__What is asked__:
For the data below, work out how many lines contain the word "ASSAULTED" and supply only that number.

Entries taken from a collection:

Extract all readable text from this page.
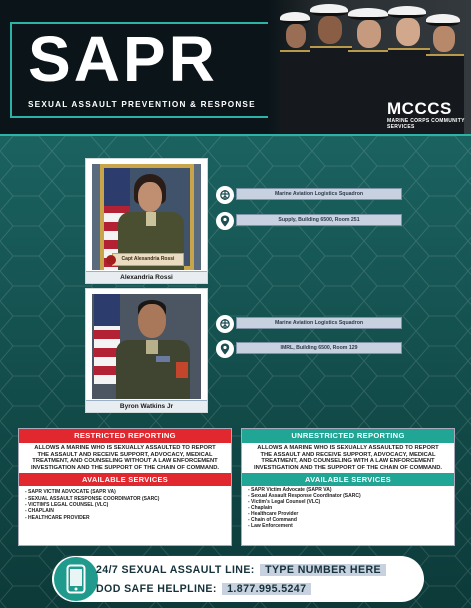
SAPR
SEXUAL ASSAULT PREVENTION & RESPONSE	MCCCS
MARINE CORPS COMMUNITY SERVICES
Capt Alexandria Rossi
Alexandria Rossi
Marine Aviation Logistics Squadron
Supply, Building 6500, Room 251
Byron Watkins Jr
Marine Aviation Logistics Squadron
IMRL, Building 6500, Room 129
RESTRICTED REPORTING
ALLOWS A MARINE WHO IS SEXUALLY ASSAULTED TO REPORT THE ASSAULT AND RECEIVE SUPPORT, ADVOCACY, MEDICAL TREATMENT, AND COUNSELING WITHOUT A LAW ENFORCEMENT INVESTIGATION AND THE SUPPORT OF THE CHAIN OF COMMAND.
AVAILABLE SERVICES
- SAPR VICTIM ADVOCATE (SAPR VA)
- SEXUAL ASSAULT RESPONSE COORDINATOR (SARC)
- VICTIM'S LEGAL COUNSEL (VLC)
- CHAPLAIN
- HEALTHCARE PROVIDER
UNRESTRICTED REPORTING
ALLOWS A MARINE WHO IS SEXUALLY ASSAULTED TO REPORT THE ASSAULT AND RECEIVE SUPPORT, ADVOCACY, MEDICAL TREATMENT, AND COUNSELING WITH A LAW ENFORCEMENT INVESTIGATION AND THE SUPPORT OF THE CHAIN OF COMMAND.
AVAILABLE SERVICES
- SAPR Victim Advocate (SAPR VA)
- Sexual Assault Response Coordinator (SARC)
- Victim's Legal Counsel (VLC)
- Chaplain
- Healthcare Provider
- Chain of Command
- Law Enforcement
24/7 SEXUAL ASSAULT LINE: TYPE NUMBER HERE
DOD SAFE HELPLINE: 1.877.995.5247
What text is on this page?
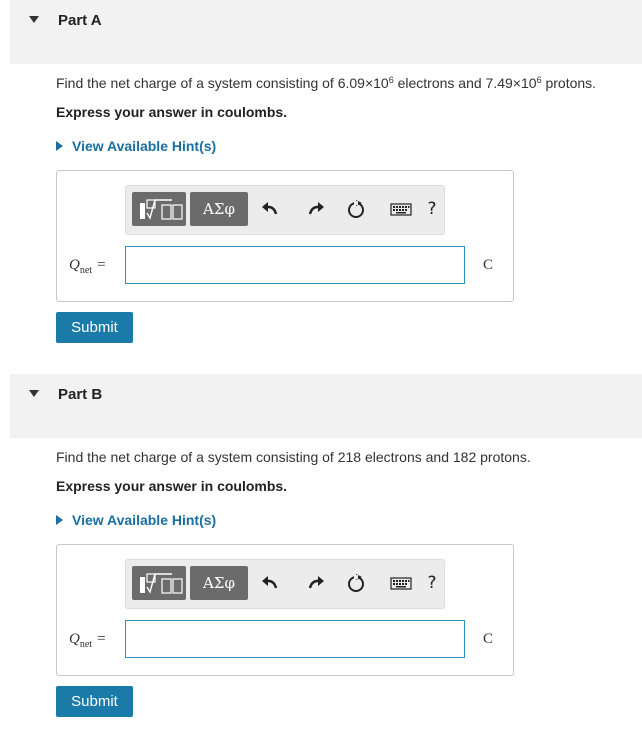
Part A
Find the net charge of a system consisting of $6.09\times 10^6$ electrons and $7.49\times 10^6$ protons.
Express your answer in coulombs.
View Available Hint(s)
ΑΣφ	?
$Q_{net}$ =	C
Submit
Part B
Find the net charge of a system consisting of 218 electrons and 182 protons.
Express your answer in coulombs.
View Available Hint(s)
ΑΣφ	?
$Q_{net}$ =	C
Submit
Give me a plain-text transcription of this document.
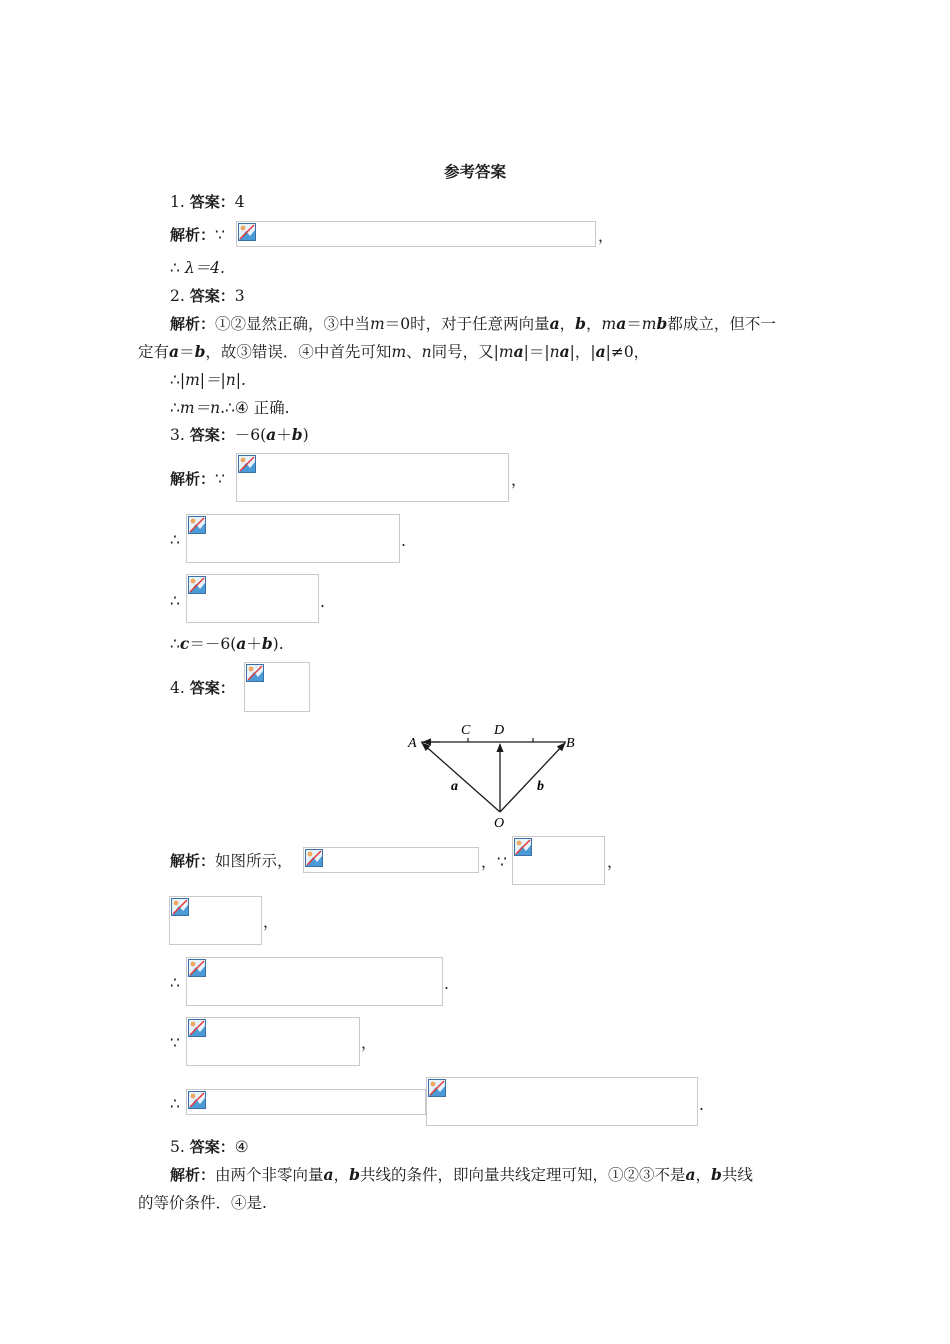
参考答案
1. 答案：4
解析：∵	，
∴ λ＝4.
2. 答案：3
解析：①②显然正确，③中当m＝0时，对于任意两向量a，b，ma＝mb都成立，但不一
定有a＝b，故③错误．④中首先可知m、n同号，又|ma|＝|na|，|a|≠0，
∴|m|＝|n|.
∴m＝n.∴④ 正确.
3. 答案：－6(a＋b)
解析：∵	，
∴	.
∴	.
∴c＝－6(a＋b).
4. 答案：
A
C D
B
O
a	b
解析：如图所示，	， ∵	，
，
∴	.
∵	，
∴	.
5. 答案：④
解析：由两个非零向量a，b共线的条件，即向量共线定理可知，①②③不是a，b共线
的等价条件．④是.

* * *

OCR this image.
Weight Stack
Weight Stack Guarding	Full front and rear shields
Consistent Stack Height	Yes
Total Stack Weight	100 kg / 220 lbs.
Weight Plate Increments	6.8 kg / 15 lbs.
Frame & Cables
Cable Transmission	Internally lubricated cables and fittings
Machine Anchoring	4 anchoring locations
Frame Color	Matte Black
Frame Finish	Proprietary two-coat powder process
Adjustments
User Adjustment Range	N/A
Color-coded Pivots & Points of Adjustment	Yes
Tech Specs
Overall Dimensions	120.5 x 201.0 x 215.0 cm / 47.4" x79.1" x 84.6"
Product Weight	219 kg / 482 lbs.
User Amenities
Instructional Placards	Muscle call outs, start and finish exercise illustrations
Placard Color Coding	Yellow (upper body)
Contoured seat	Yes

__Right answer__:
2